Extracts from a graphics dataset
#####
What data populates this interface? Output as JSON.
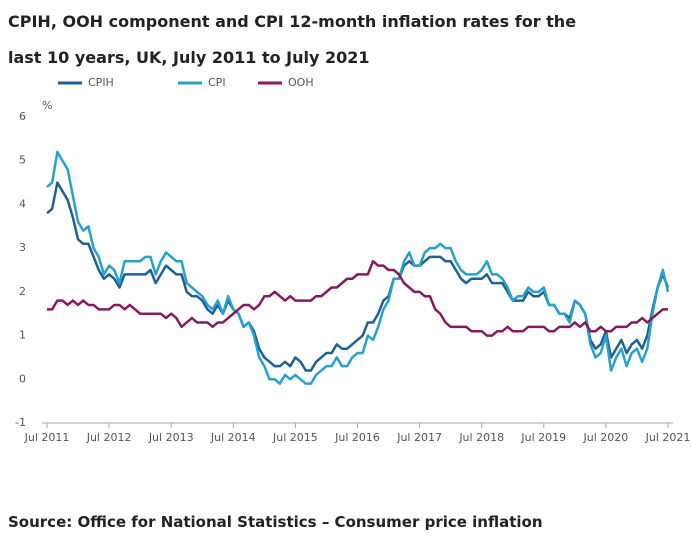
{
  "chart_data": {
    "type": "line",
    "title": "CPIH, OOH component and CPI 12-month inflation rates for the last 10 years, UK, July 2011 to July 2021",
    "y_label": "%",
    "source": "Source: Office for National Statistics – Consumer price inflation",
    "categories": [
      "Jul 2011",
      null,
      null,
      null,
      null,
      null,
      null,
      null,
      null,
      null,
      null,
      null,
      "Jul 2012",
      null,
      null,
      null,
      null,
      null,
      null,
      null,
      null,
      null,
      null,
      null,
      "Jul 2013",
      null,
      null,
      null,
      null,
      null,
      null,
      null,
      null,
      null,
      null,
      null,
      "Jul 2014",
      null,
      null,
      null,
      null,
      null,
      null,
      null,
      null,
      null,
      null,
      null,
      "Jul 2015",
      null,
      null,
      null,
      null,
      null,
      null,
      null,
      null,
      null,
      null,
      null,
      "Jul 2016",
      null,
      null,
      null,
      null,
      null,
      null,
      null,
      null,
      null,
      null,
      null,
      "Jul 2017",
      null,
      null,
      null,
      null,
      null,
      null,
      null,
      null,
      null,
      null,
      null,
      "Jul 2018",
      null,
      null,
      null,
      null,
      null,
      null,
      null,
      null,
      null,
      null,
      null,
      "Jul 2019",
      null,
      null,
      null,
      null,
      null,
      null,
      null,
      null,
      null,
      null,
      null,
      "Jul 2020",
      null,
      null,
      null,
      null,
      null,
      null,
      null,
      null,
      null,
      null,
      null,
      "Jul 2021"
    ],
    "ylim": [
      -1,
      6
    ],
    "yticks": [
      -1,
      0,
      1,
      2,
      3,
      4,
      5,
      6
    ],
    "grid": false,
    "series": [
      {
        "name": "CPIH",
        "color": "#206095",
        "values": [
          3.8,
          3.9,
          4.5,
          4.3,
          4.1,
          3.7,
          3.2,
          3.1,
          3.1,
          2.8,
          2.5,
          2.3,
          2.4,
          2.3,
          2.1,
          2.4,
          2.4,
          2.4,
          2.4,
          2.4,
          2.5,
          2.2,
          2.4,
          2.6,
          2.5,
          2.4,
          2.4,
          2.0,
          1.9,
          1.9,
          1.8,
          1.6,
          1.5,
          1.7,
          1.5,
          1.8,
          1.6,
          1.5,
          1.2,
          1.3,
          1.1,
          0.7,
          0.5,
          0.4,
          0.3,
          0.3,
          0.4,
          0.3,
          0.5,
          0.4,
          0.2,
          0.2,
          0.4,
          0.5,
          0.6,
          0.6,
          0.8,
          0.7,
          0.7,
          0.8,
          0.9,
          1.0,
          1.3,
          1.3,
          1.5,
          1.8,
          1.9,
          2.3,
          2.3,
          2.6,
          2.7,
          2.6,
          2.6,
          2.7,
          2.8,
          2.8,
          2.8,
          2.7,
          2.7,
          2.5,
          2.3,
          2.2,
          2.3,
          2.3,
          2.3,
          2.4,
          2.2,
          2.2,
          2.2,
          2.0,
          1.8,
          1.8,
          1.8,
          2.0,
          1.9,
          1.9,
          2.0,
          1.7,
          1.7,
          1.5,
          1.5,
          1.4,
          1.8,
          1.7,
          1.5,
          0.9,
          0.7,
          0.8,
          1.1,
          0.5,
          0.7,
          0.9,
          0.6,
          0.8,
          0.9,
          0.7,
          1.0,
          1.6,
          2.1,
          2.4,
          2.1
        ]
      },
      {
        "name": "CPI",
        "color": "#27a0cc",
        "values": [
          4.4,
          4.5,
          5.2,
          5.0,
          4.8,
          4.2,
          3.6,
          3.4,
          3.5,
          3.0,
          2.8,
          2.4,
          2.6,
          2.5,
          2.2,
          2.7,
          2.7,
          2.7,
          2.7,
          2.8,
          2.8,
          2.4,
          2.7,
          2.9,
          2.8,
          2.7,
          2.7,
          2.2,
          2.1,
          2.0,
          1.9,
          1.7,
          1.6,
          1.8,
          1.5,
          1.9,
          1.6,
          1.5,
          1.2,
          1.3,
          1.0,
          0.5,
          0.3,
          0.0,
          0.0,
          -0.1,
          0.1,
          0.0,
          0.1,
          0.0,
          -0.1,
          -0.1,
          0.1,
          0.2,
          0.3,
          0.3,
          0.5,
          0.3,
          0.3,
          0.5,
          0.6,
          0.6,
          1.0,
          0.9,
          1.2,
          1.6,
          1.8,
          2.3,
          2.3,
          2.7,
          2.9,
          2.6,
          2.6,
          2.9,
          3.0,
          3.0,
          3.1,
          3.0,
          3.0,
          2.7,
          2.5,
          2.4,
          2.4,
          2.4,
          2.5,
          2.7,
          2.4,
          2.4,
          2.3,
          2.1,
          1.8,
          1.9,
          1.9,
          2.1,
          2.0,
          2.0,
          2.1,
          1.7,
          1.7,
          1.5,
          1.5,
          1.3,
          1.8,
          1.7,
          1.5,
          0.8,
          0.5,
          0.6,
          1.0,
          0.2,
          0.5,
          0.7,
          0.3,
          0.6,
          0.7,
          0.4,
          0.7,
          1.5,
          2.1,
          2.5,
          2.0
        ]
      },
      {
        "name": "OOH",
        "color": "#871a5b",
        "values": [
          1.6,
          1.6,
          1.8,
          1.8,
          1.7,
          1.8,
          1.7,
          1.8,
          1.7,
          1.7,
          1.6,
          1.6,
          1.6,
          1.7,
          1.7,
          1.6,
          1.7,
          1.6,
          1.5,
          1.5,
          1.5,
          1.5,
          1.5,
          1.4,
          1.5,
          1.4,
          1.2,
          1.3,
          1.4,
          1.3,
          1.3,
          1.3,
          1.2,
          1.3,
          1.3,
          1.4,
          1.5,
          1.6,
          1.7,
          1.7,
          1.6,
          1.7,
          1.9,
          1.9,
          2.0,
          1.9,
          1.8,
          1.9,
          1.8,
          1.8,
          1.8,
          1.8,
          1.9,
          1.9,
          2.0,
          2.1,
          2.1,
          2.2,
          2.3,
          2.3,
          2.4,
          2.4,
          2.4,
          2.7,
          2.6,
          2.6,
          2.5,
          2.5,
          2.4,
          2.2,
          2.1,
          2.0,
          2.0,
          1.9,
          1.9,
          1.6,
          1.5,
          1.3,
          1.2,
          1.2,
          1.2,
          1.2,
          1.1,
          1.1,
          1.1,
          1.0,
          1.0,
          1.1,
          1.1,
          1.2,
          1.1,
          1.1,
          1.1,
          1.2,
          1.2,
          1.2,
          1.2,
          1.1,
          1.1,
          1.2,
          1.2,
          1.2,
          1.3,
          1.2,
          1.3,
          1.1,
          1.1,
          1.2,
          1.1,
          1.1,
          1.2,
          1.2,
          1.2,
          1.3,
          1.3,
          1.4,
          1.3,
          1.4,
          1.5,
          1.6,
          1.6
        ]
      }
    ]
  }
}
#####
### The exercise
Using the material above, count the lines containing the word "color". Reply with the number alone.

### Solution to this exercise
3